Rename "Neil" to "Sam" in the rows from the line containing "3, 1015, 37]" through the line containing "top-header: Good afternoon, Neil", inclusive. Return only those lines, with everything else left unchanged.

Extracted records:
--- --- ---

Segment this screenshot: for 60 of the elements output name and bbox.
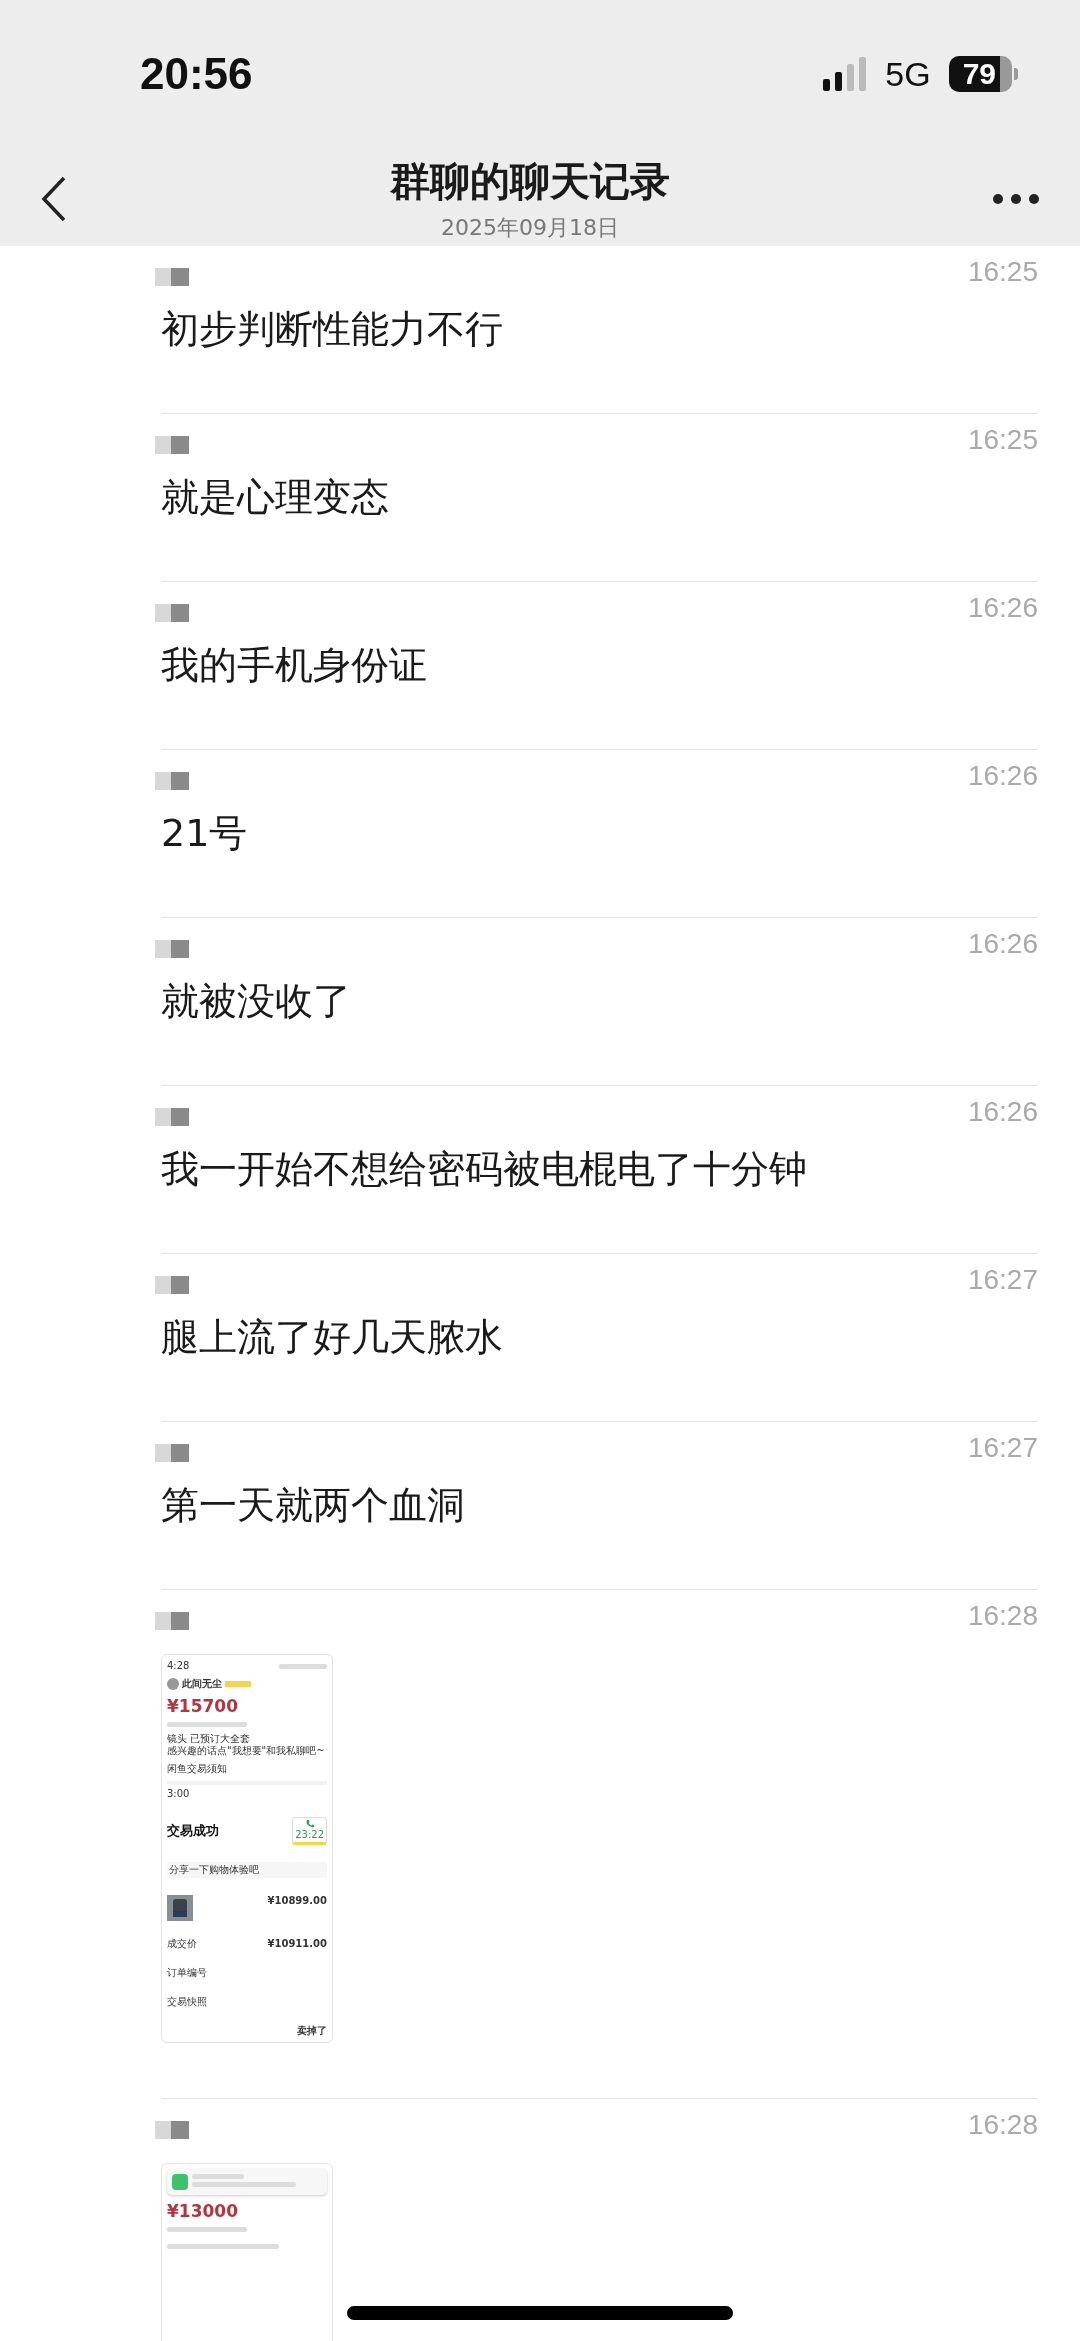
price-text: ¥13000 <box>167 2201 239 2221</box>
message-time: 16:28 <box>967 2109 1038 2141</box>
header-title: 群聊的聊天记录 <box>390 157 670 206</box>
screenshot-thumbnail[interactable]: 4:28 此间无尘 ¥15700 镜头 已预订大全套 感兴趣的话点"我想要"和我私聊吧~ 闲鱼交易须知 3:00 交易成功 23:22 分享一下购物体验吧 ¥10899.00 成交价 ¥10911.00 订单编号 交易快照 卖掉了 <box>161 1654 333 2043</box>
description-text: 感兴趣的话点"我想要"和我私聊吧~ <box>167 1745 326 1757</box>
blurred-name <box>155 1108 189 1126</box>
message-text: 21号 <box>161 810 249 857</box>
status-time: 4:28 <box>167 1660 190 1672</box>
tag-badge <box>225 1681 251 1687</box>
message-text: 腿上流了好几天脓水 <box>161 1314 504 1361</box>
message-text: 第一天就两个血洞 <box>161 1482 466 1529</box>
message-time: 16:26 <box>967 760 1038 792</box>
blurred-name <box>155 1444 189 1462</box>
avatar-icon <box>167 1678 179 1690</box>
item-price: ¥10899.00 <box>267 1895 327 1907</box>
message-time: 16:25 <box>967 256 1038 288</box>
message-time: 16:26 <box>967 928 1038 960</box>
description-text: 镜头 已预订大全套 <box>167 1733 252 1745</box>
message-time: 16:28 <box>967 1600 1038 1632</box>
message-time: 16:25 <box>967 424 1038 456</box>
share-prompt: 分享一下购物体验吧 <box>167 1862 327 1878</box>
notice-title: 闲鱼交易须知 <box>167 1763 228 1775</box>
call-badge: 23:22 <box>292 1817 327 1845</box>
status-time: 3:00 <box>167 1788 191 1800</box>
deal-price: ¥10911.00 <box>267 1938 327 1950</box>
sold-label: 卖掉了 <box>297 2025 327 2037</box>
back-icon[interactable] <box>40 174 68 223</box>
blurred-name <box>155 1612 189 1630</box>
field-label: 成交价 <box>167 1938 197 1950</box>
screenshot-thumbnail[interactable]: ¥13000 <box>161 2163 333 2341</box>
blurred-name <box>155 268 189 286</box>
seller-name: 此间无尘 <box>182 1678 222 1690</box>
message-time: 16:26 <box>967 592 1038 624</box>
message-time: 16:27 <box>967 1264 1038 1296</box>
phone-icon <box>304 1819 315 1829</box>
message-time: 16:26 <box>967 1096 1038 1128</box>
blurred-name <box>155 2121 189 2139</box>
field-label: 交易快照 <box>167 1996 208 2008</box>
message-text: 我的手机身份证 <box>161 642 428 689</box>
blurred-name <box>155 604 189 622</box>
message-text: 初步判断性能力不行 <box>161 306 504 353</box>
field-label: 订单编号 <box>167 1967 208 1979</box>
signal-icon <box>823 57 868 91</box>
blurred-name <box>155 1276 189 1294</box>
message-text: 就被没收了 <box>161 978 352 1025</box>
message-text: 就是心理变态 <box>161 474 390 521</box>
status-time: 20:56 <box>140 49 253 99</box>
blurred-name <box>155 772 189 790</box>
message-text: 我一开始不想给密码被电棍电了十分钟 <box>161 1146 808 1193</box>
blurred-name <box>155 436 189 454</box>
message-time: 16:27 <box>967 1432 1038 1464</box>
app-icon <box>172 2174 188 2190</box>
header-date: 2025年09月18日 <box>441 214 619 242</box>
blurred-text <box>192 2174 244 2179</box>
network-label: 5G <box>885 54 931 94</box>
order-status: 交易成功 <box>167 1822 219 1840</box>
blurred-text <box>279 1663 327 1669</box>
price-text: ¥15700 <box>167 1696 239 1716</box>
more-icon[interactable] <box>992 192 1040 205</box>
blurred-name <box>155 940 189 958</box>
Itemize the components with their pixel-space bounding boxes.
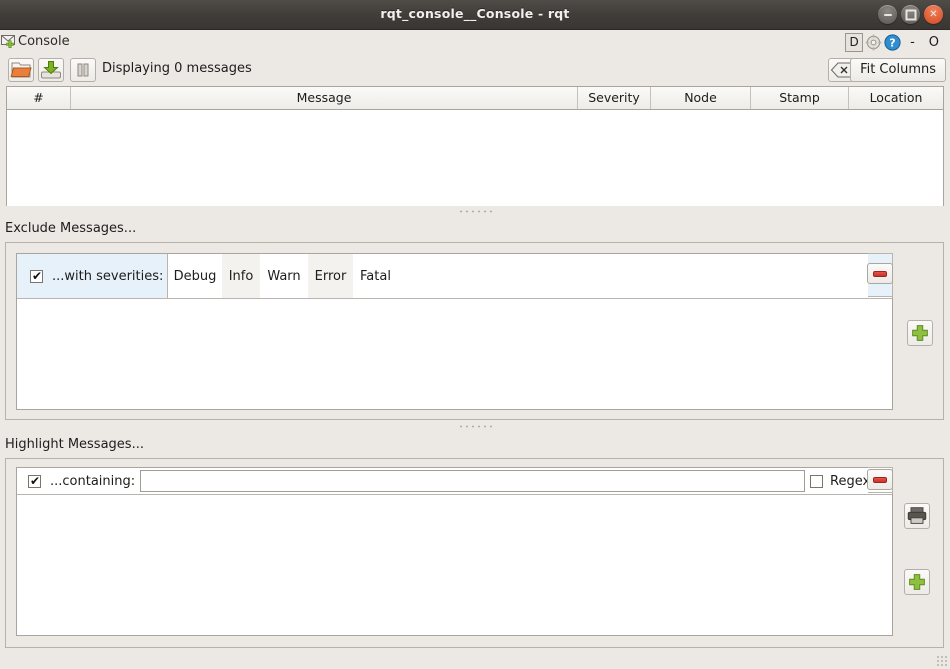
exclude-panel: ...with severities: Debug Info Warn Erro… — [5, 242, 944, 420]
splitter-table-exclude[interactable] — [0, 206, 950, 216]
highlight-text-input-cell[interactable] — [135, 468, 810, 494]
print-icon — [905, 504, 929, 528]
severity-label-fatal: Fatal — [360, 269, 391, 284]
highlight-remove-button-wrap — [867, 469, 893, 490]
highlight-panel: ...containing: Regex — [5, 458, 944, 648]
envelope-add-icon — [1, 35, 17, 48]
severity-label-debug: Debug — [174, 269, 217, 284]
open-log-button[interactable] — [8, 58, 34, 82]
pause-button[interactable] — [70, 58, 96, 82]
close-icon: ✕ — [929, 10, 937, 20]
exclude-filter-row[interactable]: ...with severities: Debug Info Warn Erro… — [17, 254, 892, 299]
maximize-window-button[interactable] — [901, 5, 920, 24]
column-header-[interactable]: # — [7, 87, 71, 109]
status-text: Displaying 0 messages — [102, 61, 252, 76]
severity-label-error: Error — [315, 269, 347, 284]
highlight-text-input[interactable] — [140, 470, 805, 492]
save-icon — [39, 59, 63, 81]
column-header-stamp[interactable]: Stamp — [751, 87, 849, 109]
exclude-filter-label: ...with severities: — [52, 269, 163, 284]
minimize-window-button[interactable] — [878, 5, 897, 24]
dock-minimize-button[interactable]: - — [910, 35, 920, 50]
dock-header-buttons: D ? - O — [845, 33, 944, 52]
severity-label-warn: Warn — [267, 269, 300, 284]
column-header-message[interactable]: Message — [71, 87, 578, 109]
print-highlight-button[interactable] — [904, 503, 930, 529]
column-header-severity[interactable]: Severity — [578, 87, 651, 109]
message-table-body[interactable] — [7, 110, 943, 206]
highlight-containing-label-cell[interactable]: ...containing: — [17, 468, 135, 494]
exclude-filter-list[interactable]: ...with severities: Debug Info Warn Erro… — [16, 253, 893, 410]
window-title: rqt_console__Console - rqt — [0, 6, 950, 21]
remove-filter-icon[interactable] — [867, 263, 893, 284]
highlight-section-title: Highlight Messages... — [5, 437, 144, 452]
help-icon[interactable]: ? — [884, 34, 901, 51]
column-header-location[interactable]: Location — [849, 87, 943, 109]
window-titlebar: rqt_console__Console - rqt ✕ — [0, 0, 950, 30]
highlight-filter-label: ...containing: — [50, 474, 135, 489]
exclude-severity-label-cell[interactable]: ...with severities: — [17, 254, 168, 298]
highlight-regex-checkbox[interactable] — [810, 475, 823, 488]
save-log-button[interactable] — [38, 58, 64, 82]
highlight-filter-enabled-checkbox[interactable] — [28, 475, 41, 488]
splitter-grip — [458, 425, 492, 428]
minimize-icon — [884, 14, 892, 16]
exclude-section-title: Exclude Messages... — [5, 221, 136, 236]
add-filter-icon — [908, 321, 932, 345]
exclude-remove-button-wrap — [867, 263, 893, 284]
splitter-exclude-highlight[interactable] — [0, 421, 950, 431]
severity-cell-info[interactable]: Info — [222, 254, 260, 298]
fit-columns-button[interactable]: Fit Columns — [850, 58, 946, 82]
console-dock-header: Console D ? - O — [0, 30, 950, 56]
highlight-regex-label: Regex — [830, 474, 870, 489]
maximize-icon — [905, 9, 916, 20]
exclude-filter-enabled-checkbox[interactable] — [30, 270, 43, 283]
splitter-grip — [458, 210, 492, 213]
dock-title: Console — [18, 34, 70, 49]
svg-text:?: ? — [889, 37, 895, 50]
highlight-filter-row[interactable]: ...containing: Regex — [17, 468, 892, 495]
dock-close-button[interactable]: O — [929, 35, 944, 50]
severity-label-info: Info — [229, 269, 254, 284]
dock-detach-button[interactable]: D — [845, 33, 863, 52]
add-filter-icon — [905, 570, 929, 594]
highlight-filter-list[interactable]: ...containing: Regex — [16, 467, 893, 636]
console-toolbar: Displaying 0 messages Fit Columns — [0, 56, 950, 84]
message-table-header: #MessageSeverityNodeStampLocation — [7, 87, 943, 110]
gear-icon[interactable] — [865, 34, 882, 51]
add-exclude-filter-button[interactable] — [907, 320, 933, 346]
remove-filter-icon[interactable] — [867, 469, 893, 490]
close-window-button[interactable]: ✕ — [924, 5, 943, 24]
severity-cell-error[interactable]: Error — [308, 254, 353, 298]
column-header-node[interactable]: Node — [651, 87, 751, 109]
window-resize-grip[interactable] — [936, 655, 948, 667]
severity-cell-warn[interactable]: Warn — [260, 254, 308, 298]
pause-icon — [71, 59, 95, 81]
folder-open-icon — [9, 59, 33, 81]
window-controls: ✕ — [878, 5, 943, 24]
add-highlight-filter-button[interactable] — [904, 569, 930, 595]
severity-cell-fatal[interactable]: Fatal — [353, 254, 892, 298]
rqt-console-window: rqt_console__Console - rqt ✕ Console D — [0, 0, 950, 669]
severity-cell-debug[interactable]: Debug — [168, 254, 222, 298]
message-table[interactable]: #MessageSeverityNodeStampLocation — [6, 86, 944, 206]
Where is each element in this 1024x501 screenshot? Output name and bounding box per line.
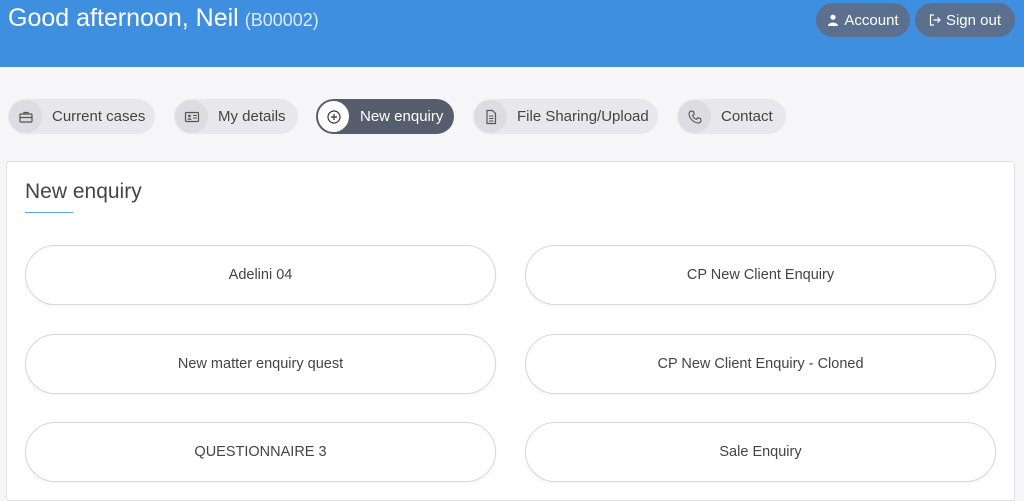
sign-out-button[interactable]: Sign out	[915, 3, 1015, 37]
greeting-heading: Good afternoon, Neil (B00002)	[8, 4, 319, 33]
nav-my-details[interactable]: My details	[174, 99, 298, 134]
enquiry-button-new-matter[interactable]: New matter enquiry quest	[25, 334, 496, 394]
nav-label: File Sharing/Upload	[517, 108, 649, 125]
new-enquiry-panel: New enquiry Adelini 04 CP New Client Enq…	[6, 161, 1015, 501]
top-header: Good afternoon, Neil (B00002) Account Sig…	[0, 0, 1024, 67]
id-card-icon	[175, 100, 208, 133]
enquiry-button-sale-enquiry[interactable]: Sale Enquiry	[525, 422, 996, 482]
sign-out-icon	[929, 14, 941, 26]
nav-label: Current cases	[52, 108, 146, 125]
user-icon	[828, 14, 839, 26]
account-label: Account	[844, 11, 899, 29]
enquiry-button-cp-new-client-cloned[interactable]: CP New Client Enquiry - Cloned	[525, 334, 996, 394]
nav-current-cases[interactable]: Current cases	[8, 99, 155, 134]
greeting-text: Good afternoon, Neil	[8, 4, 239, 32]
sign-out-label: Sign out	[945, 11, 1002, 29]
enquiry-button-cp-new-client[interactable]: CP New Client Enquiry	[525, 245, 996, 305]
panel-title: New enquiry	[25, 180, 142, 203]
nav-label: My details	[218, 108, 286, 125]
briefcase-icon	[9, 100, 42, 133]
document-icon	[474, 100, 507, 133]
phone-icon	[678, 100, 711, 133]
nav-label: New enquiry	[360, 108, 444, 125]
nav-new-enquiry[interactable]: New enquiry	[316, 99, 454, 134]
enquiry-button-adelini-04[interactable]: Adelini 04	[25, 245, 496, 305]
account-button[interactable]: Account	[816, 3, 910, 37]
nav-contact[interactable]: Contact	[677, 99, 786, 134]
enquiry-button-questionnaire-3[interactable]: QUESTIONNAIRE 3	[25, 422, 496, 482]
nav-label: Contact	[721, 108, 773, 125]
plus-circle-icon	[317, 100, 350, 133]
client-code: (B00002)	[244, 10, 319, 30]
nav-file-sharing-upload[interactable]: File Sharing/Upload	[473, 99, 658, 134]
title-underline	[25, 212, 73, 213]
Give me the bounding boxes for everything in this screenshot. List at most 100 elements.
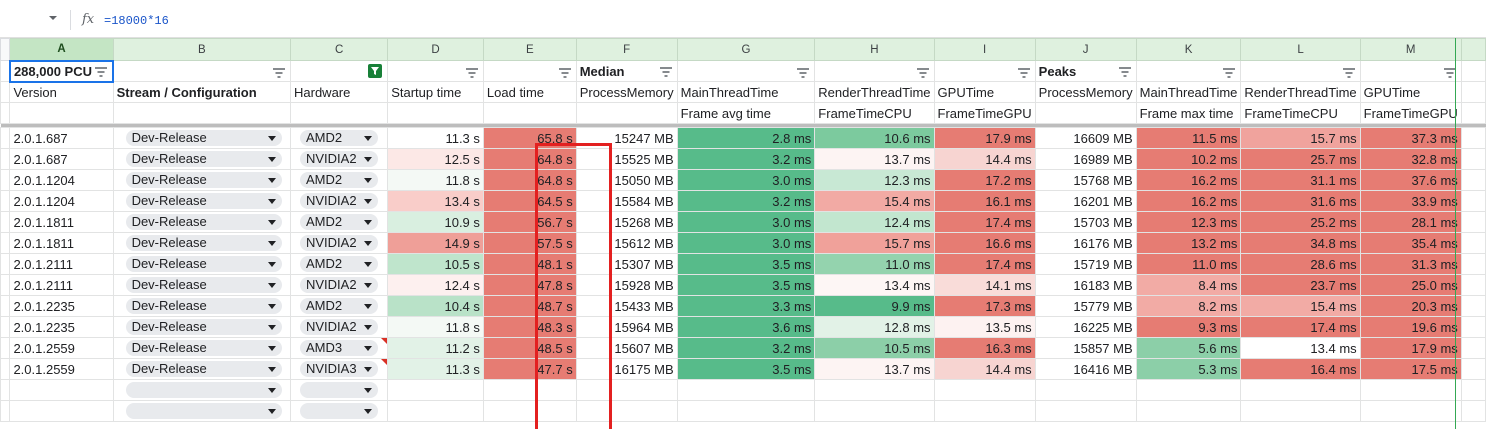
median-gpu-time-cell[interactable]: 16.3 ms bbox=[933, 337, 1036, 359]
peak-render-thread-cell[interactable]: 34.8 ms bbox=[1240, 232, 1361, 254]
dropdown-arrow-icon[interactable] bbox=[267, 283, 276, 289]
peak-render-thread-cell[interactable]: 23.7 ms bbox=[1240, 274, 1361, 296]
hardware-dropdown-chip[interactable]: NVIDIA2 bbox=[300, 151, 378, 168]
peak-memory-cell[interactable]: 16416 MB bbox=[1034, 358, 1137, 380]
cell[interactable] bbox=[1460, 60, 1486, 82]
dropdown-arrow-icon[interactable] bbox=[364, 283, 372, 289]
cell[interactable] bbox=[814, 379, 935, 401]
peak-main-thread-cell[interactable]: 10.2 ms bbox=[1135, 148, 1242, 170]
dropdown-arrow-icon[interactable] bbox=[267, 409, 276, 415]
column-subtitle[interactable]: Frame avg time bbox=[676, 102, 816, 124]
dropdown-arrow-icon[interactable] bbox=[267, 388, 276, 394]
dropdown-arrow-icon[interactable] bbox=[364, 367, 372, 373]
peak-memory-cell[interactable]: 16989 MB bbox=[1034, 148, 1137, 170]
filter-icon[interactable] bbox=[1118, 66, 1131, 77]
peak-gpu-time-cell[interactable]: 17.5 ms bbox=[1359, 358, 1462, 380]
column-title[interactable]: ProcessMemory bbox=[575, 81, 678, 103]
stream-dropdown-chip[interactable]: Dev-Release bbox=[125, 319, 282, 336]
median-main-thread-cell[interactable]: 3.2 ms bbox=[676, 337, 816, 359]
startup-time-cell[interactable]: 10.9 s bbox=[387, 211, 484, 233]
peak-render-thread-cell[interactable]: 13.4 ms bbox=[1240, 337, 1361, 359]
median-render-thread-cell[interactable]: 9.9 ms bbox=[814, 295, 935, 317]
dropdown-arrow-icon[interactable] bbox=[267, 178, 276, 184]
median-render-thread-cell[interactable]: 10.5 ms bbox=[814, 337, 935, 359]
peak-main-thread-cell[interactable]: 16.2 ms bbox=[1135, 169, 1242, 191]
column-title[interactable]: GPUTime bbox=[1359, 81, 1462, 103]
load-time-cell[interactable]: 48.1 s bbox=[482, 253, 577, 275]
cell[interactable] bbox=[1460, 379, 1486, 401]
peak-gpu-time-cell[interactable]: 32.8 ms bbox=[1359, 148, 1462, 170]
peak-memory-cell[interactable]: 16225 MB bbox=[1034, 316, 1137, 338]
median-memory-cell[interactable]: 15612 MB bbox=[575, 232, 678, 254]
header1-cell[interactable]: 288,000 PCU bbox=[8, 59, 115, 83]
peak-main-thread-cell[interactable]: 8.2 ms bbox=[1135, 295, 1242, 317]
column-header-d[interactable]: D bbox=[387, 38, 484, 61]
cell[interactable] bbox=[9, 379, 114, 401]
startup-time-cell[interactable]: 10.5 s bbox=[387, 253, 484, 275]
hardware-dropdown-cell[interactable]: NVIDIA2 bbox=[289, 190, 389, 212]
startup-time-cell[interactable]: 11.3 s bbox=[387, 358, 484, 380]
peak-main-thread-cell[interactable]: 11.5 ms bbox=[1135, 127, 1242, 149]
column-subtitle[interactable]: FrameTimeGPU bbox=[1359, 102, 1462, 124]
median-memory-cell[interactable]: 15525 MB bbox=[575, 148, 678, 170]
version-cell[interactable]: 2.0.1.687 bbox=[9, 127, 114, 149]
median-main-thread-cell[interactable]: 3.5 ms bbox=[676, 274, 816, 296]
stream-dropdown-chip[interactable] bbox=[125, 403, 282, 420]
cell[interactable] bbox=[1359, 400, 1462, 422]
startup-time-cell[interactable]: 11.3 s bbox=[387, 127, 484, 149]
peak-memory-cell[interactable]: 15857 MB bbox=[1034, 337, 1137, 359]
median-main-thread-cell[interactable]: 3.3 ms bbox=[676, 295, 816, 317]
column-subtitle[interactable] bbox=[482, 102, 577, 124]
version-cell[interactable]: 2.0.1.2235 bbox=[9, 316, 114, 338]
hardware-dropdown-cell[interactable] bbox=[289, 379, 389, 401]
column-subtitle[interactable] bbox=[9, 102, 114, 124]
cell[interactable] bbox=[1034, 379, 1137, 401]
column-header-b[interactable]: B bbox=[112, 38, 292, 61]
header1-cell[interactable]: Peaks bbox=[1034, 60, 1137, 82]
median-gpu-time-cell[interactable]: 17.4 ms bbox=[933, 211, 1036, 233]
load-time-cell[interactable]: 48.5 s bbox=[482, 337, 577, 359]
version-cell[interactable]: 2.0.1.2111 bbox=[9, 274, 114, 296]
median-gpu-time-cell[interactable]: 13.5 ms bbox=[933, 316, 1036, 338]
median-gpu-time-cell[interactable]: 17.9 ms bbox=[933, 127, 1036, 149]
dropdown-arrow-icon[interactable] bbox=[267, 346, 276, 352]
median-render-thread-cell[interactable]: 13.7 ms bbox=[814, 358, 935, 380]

--- --- ---

▸ RESULT:
sign-out-button[interactable]: Sign out	[915, 3, 1015, 37]
greeting-heading: Good afternoon, Sam (B00002)	[8, 4, 319, 33]
nav-my-details[interactable]: My details	[174, 99, 298, 134]
enquiry-button-new-matter[interactable]: New matter enquiry quest	[25, 334, 496, 394]
nav-label: File Sharing/Upload	[517, 108, 649, 125]
new-enquiry-panel: New enquiry Adelini 04 CP New Client Enq…	[6, 161, 1015, 501]
top-header: Good afternoon, Sam (B00002) Account Sig…	[0, 0, 1024, 67]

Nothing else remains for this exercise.